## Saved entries
+++

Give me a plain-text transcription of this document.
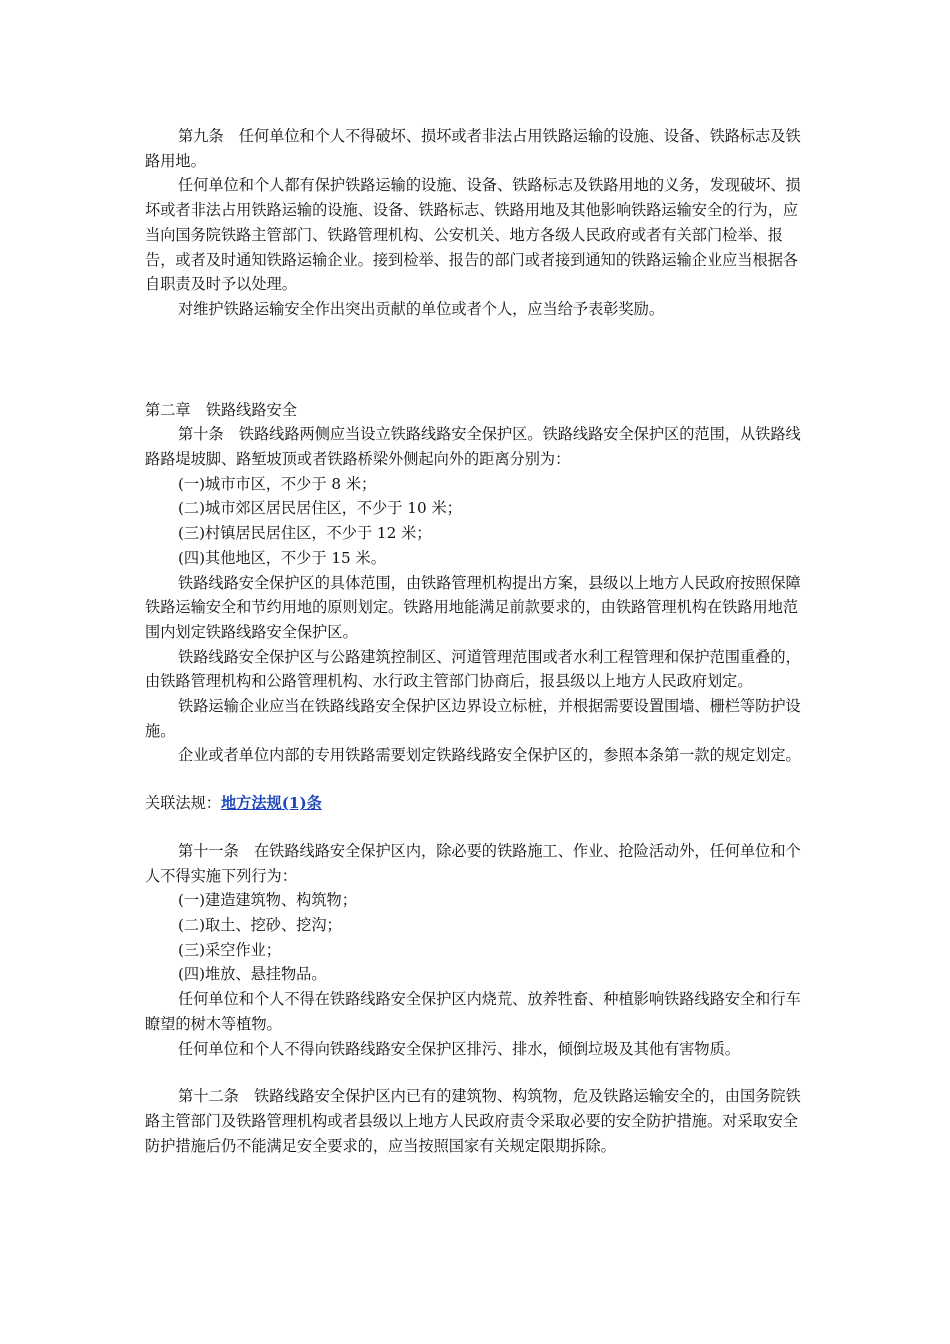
第九条　任何单位和个人不得破坏、损坏或者非法占用铁路运输的设施、设备、铁路标志及铁路用地。

任何单位和个人都有保护铁路运输的设施、设备、铁路标志及铁路用地的义务，发现破坏、损坏或者非法占用铁路运输的设施、设备、铁路标志、铁路用地及其他影响铁路运输安全的行为，应当向国务院铁路主管部门、铁路管理机构、公安机关、地方各级人民政府或者有关部门检举、报告，或者及时通知铁路运输企业。接到检举、报告的部门或者接到通知的铁路运输企业应当根据各自职责及时予以处理。

对维护铁路运输安全作出突出贡献的单位或者个人，应当给予表彰奖励。

第二章　铁路线路安全

第十条　铁路线路两侧应当设立铁路线路安全保护区。铁路线路安全保护区的范围，从铁路线路路堤坡脚、路堑坡顶或者铁路桥梁外侧起向外的距离分别为：

(一)城市市区，不少于 8 米；

(二)城市郊区居民居住区，不少于 10 米；

(三)村镇居民居住区，不少于 12 米；

(四)其他地区，不少于 15 米。

铁路线路安全保护区的具体范围，由铁路管理机构提出方案，县级以上地方人民政府按照保障铁路运输安全和节约用地的原则划定。铁路用地能满足前款要求的，由铁路管理机构在铁路用地范围内划定铁路线路安全保护区。

铁路线路安全保护区与公路建筑控制区、河道管理范围或者水利工程管理和保护范围重叠的，由铁路管理机构和公路管理机构、水行政主管部门协商后，报县级以上地方人民政府划定。

铁路运输企业应当在铁路线路安全保护区边界设立标桩，并根据需要设置围墙、栅栏等防护设施。

企业或者单位内部的专用铁路需要划定铁路线路安全保护区的，参照本条第一款的规定划定。

关联法规：地方法规(1)条

第十一条　在铁路线路安全保护区内，除必要的铁路施工、作业、抢险活动外，任何单位和个人不得实施下列行为：

(一)建造建筑物、构筑物；

(二)取土、挖砂、挖沟；

(三)采空作业；

(四)堆放、悬挂物品。

任何单位和个人不得在铁路线路安全保护区内烧荒、放养牲畜、种植影响铁路线路安全和行车瞭望的树木等植物。

任何单位和个人不得向铁路线路安全保护区排污、排水，倾倒垃圾及其他有害物质。

第十二条　铁路线路安全保护区内已有的建筑物、构筑物，危及铁路运输安全的，由国务院铁路主管部门及铁路管理机构或者县级以上地方人民政府责令采取必要的安全防护措施。对采取安全防护措施后仍不能满足安全要求的，应当按照国家有关规定限期拆除。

+++

## REQUIREMENTS
Track down all lines above with the string "损坏或者非法占用铁路运输的设施" and copy them.

## EXERCISE ANSWER
第九条　任何单位和个人不得破坏、损坏或者非法占用铁路运输的设施、设备、铁路标志及铁路用地。
任何单位和个人都有保护铁路运输的设施、设备、铁路标志及铁路用地的义务，发现破坏、损坏或者非法占用铁路运输的设施、设备、铁路标志、铁路用地及其他影响铁路运输安全的行为，应当向国务院铁路主管部门、铁路管理机构、公安机关、地方各级人民政府或者有关部门检举、报告，或者及时通知铁路运输企业。接到检举、报告的部门或者接到通知的铁路运输企业应当根据各自职责及时予以处理。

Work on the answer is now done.